[Exercise objective]
Filter for the word "title" and keep each matching line.
___ Records to process ___
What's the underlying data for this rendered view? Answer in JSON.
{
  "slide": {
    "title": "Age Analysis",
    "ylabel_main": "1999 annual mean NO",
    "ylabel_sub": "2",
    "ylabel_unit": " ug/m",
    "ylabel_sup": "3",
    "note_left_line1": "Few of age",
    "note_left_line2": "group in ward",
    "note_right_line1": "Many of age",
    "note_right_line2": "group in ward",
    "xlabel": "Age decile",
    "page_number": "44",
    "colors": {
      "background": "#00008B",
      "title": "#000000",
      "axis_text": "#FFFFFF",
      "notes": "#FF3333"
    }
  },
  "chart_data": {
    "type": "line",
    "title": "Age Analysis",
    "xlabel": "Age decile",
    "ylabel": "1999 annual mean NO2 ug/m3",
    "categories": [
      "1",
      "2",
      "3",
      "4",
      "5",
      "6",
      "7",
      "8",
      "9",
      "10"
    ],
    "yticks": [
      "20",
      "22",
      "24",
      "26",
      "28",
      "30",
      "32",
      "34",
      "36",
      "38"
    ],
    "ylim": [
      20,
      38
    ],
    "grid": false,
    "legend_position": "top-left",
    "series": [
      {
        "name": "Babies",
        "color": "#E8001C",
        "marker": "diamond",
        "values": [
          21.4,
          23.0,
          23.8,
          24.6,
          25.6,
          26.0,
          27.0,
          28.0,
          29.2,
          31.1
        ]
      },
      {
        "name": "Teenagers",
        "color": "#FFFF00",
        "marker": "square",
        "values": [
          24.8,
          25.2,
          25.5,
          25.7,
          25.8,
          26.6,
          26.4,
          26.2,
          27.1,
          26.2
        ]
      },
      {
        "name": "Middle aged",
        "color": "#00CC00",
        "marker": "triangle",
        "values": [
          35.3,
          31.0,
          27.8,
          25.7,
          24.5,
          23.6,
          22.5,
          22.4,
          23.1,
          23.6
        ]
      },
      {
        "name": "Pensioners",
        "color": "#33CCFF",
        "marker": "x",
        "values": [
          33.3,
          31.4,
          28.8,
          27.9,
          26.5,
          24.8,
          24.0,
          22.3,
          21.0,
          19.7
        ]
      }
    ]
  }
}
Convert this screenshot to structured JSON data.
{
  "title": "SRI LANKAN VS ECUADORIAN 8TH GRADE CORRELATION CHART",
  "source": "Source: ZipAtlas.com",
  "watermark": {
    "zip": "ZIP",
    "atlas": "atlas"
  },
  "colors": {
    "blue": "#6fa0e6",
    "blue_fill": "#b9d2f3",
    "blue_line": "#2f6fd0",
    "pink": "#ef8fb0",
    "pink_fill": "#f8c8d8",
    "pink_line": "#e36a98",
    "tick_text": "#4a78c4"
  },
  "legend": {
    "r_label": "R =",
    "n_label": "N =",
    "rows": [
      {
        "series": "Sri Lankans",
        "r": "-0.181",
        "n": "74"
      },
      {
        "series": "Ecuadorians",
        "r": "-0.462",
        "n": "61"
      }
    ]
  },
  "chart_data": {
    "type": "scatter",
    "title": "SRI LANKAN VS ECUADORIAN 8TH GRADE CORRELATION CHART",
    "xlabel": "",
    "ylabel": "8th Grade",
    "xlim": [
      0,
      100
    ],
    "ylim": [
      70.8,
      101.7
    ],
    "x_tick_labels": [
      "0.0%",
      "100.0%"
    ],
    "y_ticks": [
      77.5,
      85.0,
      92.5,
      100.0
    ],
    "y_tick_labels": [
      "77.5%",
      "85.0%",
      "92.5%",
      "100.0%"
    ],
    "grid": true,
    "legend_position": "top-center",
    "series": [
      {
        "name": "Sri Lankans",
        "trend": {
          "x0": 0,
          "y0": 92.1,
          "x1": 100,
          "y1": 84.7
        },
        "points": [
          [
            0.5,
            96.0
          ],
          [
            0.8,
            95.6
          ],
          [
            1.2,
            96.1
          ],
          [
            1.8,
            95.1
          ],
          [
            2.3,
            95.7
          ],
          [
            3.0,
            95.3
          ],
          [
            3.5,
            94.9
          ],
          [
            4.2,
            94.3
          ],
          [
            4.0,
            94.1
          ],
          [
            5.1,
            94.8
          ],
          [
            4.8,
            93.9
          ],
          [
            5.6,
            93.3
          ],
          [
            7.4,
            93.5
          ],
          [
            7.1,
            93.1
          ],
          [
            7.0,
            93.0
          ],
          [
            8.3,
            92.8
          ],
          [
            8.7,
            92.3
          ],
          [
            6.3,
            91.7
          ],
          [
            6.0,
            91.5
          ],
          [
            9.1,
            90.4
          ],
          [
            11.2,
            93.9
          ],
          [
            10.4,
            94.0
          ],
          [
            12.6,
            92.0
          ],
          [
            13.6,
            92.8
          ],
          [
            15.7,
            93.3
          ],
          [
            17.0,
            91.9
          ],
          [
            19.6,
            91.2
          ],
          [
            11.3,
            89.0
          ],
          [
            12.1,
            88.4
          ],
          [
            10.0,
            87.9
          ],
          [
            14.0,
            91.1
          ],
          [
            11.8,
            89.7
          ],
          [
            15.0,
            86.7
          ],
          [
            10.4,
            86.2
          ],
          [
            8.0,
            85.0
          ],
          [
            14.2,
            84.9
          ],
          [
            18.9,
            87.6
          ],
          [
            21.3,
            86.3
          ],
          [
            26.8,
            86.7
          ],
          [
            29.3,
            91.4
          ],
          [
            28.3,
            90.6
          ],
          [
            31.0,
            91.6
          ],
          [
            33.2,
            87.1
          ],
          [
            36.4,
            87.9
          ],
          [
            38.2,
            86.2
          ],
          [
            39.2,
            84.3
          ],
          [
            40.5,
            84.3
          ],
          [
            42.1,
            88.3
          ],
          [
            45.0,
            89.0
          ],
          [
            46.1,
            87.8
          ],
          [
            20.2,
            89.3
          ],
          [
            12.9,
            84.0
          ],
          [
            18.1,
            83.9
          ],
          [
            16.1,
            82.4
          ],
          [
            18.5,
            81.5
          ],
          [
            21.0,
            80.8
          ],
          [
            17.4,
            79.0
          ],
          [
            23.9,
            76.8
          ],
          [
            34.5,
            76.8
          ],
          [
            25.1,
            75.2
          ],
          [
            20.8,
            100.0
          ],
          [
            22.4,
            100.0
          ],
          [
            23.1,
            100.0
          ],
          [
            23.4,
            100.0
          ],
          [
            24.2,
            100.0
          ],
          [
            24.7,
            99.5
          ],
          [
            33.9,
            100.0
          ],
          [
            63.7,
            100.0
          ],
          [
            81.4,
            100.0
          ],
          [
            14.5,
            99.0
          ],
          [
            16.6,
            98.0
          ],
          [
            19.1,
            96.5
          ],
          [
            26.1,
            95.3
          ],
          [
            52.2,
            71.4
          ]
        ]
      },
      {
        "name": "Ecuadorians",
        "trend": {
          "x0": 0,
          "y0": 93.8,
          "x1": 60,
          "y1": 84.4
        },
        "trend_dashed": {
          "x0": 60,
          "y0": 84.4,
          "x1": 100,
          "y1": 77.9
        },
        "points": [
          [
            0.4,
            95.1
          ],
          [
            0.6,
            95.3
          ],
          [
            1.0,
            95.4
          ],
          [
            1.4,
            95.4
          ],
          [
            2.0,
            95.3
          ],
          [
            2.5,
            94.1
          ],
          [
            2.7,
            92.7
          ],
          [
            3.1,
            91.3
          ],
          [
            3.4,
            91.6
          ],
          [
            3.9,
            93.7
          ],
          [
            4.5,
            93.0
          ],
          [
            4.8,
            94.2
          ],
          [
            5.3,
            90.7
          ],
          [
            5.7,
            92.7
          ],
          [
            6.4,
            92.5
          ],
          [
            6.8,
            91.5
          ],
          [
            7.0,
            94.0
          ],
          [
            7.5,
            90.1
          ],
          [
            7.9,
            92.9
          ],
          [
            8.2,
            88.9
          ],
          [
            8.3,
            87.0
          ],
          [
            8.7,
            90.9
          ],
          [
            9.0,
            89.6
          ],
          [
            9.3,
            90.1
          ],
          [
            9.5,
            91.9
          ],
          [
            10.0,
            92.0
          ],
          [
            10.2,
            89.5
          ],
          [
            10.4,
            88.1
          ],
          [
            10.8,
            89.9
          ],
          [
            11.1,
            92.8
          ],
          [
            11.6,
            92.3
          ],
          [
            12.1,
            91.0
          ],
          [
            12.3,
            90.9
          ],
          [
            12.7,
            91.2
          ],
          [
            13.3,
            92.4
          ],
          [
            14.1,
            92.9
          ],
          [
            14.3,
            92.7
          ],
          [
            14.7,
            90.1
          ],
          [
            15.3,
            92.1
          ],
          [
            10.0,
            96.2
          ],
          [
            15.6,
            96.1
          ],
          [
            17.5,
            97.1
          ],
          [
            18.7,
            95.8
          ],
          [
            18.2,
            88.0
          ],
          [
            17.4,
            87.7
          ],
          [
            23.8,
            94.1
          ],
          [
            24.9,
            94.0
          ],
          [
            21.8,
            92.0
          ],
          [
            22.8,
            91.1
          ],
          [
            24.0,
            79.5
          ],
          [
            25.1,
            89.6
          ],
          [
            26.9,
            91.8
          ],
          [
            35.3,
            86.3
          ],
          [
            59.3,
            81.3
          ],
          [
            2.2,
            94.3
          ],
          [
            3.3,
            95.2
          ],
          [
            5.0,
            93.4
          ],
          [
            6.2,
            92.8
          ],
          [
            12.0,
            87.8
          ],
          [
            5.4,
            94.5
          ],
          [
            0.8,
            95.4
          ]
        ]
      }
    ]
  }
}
___
___ Records to process ___
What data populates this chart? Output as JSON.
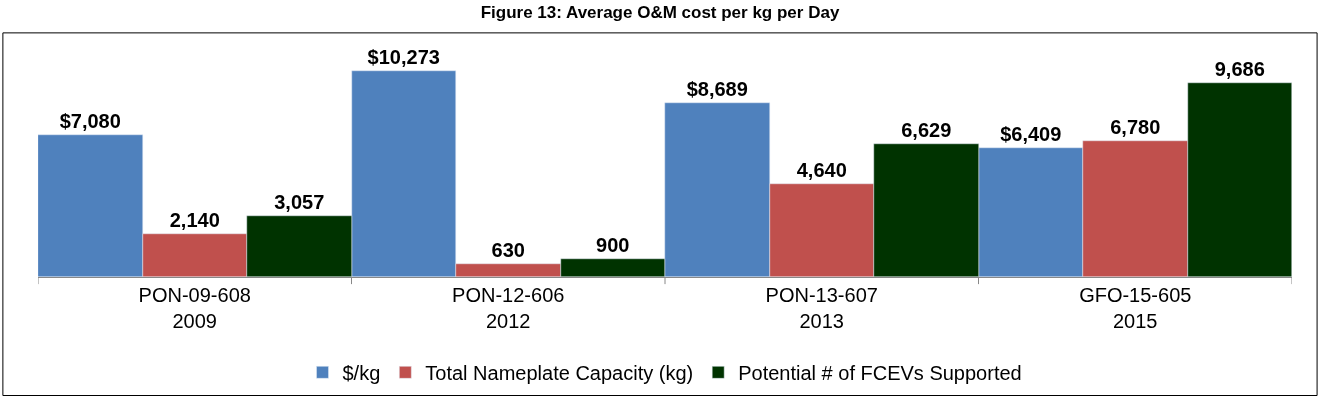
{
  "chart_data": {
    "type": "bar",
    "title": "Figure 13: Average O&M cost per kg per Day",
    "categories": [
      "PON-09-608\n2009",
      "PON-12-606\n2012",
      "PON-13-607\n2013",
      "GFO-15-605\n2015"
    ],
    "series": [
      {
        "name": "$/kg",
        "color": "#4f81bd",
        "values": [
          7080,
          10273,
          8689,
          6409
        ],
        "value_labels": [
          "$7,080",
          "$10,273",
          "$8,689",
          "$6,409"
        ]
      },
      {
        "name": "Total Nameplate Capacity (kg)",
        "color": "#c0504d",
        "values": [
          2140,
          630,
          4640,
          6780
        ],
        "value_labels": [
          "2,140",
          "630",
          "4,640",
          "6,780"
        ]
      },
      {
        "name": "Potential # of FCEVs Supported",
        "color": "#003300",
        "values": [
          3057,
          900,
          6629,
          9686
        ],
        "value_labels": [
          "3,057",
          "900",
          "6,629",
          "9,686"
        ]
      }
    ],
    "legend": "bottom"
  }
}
___
___ Records to process ___
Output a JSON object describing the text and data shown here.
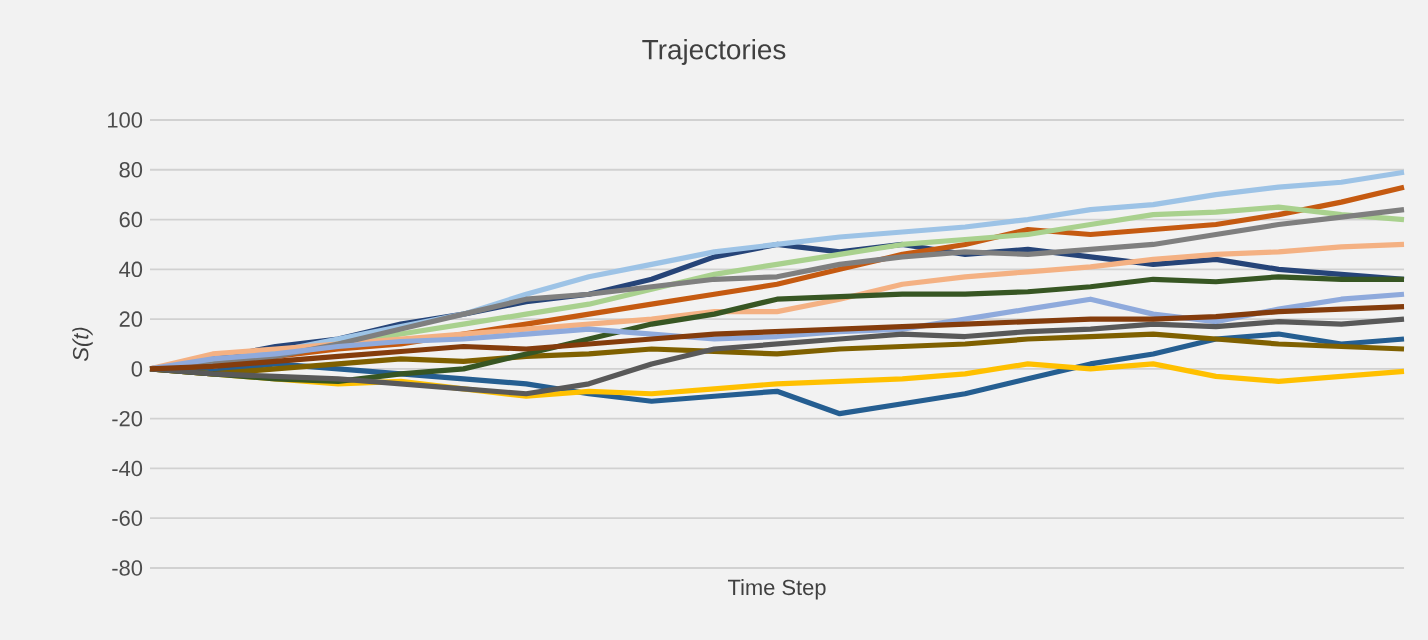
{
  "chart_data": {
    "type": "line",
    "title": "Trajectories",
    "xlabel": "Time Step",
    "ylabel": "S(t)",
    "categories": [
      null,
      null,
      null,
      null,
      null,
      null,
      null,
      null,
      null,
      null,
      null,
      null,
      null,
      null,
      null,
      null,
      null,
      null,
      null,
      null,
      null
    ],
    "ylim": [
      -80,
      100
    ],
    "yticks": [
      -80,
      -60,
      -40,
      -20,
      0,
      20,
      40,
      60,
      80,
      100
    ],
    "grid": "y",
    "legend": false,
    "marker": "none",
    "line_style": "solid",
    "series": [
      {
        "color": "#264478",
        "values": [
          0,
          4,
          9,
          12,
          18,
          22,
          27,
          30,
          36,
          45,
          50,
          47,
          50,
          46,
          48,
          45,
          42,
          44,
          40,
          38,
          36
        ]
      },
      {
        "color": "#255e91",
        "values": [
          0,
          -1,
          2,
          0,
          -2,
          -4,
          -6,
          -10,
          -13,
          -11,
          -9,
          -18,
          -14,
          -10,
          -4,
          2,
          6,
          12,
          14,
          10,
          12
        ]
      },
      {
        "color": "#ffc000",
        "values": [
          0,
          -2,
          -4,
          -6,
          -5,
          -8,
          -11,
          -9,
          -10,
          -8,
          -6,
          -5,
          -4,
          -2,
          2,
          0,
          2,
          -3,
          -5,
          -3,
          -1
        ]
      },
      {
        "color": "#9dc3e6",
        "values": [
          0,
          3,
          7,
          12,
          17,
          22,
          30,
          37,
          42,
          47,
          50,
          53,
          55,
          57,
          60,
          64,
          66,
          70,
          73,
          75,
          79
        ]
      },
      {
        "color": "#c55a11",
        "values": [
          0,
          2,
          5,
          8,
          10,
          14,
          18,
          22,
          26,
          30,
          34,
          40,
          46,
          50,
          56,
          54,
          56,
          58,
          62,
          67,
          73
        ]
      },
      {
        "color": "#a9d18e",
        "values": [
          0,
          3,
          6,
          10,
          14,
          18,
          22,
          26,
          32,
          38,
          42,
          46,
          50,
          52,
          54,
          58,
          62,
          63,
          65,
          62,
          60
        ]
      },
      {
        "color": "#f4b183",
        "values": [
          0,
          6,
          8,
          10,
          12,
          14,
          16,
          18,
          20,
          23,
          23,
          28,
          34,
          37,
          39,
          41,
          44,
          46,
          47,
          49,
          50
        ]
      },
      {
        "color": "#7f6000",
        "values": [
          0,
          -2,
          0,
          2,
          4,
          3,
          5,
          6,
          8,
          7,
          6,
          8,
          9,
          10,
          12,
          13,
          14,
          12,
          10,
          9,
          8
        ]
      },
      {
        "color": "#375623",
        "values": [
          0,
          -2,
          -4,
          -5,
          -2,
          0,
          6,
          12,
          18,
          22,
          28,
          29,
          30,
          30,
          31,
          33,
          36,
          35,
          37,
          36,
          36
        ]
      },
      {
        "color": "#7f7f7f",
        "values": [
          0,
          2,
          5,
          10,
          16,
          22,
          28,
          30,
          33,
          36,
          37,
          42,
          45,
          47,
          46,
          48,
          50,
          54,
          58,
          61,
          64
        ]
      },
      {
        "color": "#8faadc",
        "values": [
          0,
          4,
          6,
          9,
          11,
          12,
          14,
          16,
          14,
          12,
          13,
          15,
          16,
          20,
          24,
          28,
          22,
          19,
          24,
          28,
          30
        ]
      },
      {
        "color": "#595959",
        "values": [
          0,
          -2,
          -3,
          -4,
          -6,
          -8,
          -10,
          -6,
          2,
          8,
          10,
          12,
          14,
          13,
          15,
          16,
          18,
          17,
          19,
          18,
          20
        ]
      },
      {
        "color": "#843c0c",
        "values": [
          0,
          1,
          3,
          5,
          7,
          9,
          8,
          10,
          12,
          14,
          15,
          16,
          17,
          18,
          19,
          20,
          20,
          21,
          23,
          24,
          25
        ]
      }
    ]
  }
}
___
[Output of the exercise]
    "title": "Age Analysis",
      "title": "#000000",
    "title": "Age Analysis",
  "title": "SRI LANKAN VS ECUADORIAN 8TH GRADE CORRELATION CHART",
    "title": "SRI LANKAN VS ECUADORIAN 8TH GRADE CORRELATION CHART",
    "title": "Figure 13: Average O&M cost per kg per Day",
    "title": "Trajectories",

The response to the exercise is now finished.